Goal A:
Answer the following from the brainstorming post below:
(i) On which floor of the hotel was the session held?
(ii) What did the writer suggest projecting onto plasma screens on the hotel's ceilings?
(iii) Which word came up time and again in people's ideas?
Goal B:
Transcribe a passage of the brainstorming post below without alteration, beginning at the words "It began somewhat" and stopping after the words "for the day.".

Want to think? Get a mask.
Mar. 28th, 2006 06:47 amThe Problem with Brainstorming is my new Wired piece (also available as a husky podcast). It's about a "creative ideation" or brainstorming session I participated in a couple of weeks back in a prestigious hotel on Park Avenue. At first I didn't want to do it (a friend recommended me -- as a "creative person" of repute -- for this brand-enhancement and extension exercise), but the gig was farcically well-paid and I'd noticed cash machines getting a bit iffy with their cash, so I agreed.

It began somewhat farcically, too. Crossing the darkened, chandeliered lobby in my sky-blue plastic Japanese fishmonger's pants and hoody, I was intercepted by a detective (heads of state stay here) and asked my business. "I'm here to help determine the future of this hotel," I said, rather grandly. The detective fixed me in a stare of utter disbelief, as if to say "Nobody who looks like that is going to determine the future of this hotel, dude!" Only after examining my invitation did he let me proceed to the elevator and ascend to the 18th floor, where brainstorming "facilitator" Mike was warming up a dozen "creatives", most of whom seemed to have come down from Connecticut for the day.
To be honest, I don't think I gave great value over the next eight hours. I suggested that the hotel might put plasma screens on its ceilings and project the Sistine Chapel. I suggested that they could make a VR HUD helmet which would give you the impression of being in the luxury of their hotel even when you were actually in the Bronx. I thought they might start an airline with beds and butlers, but didn't dare to tell anyone because I thought someone else might already have suggested it while I was daydreaming, gazing out at the Chrysler Building, or scribbling notes.
And what notes they were! Full of moral indignation, full of exactly the sort of judgementalism that brainstorming is so intent on suspending. It seemed to me that this hotel wanted to put its private brand on things that weren't yet owned, or were publicly owned. This seemed to me immoral, so I was working on ways for that to come full circle back to public ownership. How about if the hotel started its own nation, and everything it owned became the property of every citizen? The word "exclusive" came up time and again in people's ideas, so I wondered how "exclusive" might be pushed so far that it became "inclusive". Surely when more than 50% of the population of Hotelland were enjoying its "exclusive" products, they'd have to be considered "inclusive" products? I also thought about how the hotel, rather than concentrating on "guilty pleasures" and "the decadence of luxury", ought to be projecting an ethical image in order to become a good object for tender and liberal-minded people who care about stuff like the environment. I mean, even the wealthy need a world, right? Air, sea, that sort of stuff?

None of these perspectives got aired in the session, because none of them fitted the brainstorming model. When you're brainstorming, you suspend self and work in teams. That means you censor your moral, ethical and political beliefs, and all the interesting ideas they lead to. You can be collective when you're brainstorming, but you can't be socialist.

Recorded data:
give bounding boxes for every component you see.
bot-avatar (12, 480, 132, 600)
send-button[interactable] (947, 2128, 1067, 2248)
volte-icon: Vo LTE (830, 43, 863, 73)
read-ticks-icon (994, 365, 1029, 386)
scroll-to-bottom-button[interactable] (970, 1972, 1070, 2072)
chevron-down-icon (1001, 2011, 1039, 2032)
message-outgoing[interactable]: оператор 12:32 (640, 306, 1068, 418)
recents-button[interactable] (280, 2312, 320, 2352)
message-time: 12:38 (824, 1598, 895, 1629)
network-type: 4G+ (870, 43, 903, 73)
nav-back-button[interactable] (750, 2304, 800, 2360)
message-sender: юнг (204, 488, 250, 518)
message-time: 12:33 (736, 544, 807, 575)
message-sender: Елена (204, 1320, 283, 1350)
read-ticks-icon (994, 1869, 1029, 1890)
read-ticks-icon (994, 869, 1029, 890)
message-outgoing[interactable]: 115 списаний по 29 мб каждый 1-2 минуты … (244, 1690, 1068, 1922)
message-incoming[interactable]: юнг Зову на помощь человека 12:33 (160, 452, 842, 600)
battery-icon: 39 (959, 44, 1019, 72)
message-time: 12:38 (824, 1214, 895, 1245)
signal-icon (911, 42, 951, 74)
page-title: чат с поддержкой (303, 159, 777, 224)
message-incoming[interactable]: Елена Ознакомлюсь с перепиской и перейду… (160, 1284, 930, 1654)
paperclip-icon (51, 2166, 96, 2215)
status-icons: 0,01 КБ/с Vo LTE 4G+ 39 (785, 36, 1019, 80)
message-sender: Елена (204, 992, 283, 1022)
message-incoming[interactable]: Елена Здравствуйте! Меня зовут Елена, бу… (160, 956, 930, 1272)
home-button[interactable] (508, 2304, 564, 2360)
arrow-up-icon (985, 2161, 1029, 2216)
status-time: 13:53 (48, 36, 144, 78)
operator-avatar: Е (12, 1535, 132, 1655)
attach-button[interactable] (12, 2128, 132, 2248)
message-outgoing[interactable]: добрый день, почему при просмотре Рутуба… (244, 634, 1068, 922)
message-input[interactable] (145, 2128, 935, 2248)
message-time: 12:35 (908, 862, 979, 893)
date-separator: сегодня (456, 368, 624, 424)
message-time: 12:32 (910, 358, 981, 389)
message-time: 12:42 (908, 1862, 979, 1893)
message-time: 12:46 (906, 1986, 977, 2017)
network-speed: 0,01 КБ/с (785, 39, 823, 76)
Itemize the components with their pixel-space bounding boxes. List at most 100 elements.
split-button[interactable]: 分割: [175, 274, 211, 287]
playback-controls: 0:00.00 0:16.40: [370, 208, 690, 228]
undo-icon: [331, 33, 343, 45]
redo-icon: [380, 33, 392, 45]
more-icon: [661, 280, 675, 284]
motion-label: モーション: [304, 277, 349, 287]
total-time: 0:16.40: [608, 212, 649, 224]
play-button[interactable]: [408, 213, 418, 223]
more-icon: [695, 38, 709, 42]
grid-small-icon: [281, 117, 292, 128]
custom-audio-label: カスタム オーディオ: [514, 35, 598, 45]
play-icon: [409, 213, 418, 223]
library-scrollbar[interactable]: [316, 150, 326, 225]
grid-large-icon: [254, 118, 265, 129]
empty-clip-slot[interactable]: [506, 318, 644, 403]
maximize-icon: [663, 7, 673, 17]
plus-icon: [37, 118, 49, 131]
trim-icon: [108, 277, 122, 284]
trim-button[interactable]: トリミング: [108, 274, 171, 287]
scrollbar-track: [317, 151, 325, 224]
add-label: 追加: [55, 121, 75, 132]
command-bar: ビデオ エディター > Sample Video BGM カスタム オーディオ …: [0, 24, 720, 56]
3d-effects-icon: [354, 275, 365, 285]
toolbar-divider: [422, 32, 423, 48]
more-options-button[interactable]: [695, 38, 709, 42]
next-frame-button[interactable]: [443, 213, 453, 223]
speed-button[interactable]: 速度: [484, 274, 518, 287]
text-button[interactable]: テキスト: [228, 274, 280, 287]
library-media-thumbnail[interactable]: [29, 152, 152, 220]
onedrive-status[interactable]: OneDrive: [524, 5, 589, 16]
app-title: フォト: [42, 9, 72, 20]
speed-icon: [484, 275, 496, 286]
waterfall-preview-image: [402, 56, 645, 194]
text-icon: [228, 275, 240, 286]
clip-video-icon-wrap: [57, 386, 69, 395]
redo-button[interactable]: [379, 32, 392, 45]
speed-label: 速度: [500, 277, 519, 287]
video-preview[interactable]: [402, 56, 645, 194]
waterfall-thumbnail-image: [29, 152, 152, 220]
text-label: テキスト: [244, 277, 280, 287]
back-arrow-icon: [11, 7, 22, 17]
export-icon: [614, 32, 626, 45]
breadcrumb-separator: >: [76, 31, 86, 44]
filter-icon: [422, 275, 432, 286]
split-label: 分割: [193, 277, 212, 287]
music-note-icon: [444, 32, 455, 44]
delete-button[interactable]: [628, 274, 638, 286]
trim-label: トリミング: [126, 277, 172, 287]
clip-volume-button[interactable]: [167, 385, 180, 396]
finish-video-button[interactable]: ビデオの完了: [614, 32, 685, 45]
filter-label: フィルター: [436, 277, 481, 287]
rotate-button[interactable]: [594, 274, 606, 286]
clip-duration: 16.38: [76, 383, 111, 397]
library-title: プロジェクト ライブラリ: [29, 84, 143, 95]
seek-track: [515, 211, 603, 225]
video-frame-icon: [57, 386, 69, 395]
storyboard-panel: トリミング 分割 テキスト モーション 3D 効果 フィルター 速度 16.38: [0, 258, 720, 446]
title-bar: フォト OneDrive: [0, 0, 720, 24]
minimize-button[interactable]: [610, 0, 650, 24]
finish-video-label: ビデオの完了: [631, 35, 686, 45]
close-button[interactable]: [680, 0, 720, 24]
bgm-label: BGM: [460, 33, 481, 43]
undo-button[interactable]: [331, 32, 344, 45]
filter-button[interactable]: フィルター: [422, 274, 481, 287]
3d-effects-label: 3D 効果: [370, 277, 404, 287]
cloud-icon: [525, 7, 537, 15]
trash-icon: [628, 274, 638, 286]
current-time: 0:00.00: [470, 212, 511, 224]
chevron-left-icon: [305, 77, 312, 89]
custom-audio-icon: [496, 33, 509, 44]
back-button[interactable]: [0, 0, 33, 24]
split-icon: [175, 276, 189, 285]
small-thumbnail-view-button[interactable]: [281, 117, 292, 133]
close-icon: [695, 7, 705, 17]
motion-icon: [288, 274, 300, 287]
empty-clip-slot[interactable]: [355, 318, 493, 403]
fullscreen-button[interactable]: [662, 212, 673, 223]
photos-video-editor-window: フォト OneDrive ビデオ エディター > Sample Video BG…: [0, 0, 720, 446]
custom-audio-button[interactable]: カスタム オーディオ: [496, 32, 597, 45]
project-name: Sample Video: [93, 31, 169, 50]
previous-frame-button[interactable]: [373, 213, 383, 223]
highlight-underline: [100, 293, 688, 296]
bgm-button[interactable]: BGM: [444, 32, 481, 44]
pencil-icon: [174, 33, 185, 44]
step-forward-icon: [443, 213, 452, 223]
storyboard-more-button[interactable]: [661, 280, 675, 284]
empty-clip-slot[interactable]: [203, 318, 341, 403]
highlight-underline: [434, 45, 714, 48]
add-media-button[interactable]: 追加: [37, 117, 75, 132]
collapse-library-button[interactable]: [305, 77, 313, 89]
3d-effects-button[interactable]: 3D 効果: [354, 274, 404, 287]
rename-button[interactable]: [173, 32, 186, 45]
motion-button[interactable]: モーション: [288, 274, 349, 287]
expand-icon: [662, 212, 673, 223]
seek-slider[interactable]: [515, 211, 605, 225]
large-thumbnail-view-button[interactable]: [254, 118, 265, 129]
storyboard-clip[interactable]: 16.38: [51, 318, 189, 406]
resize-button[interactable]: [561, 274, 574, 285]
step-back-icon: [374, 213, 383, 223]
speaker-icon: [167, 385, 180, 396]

Worked answer A:
(i) The 18th floor.
(ii) The Sistine Chapel.
(iii) "Exclusive."

Worked answer B:
It began somewhat farcically, too. Crossing the darkened, chandeliered lobby in my sky-blue plastic Japanese fishmonger's pants and hoody, I was intercepted by a detective (heads of state stay here) and asked my business. "I'm here to help determine the future of this hotel," I said, rather grandly. The detective fixed me in a stare of utter disbelief, as if to say "Nobody who looks like that is going to determine the future of this hotel, dude!" Only after examining my invitation did he let me proceed to the elevator and ascend to the 18th floor, where brainstorming "facilitator" Mike was warming up a dozen "creatives", most of whom seemed to have come down from Connecticut for the day.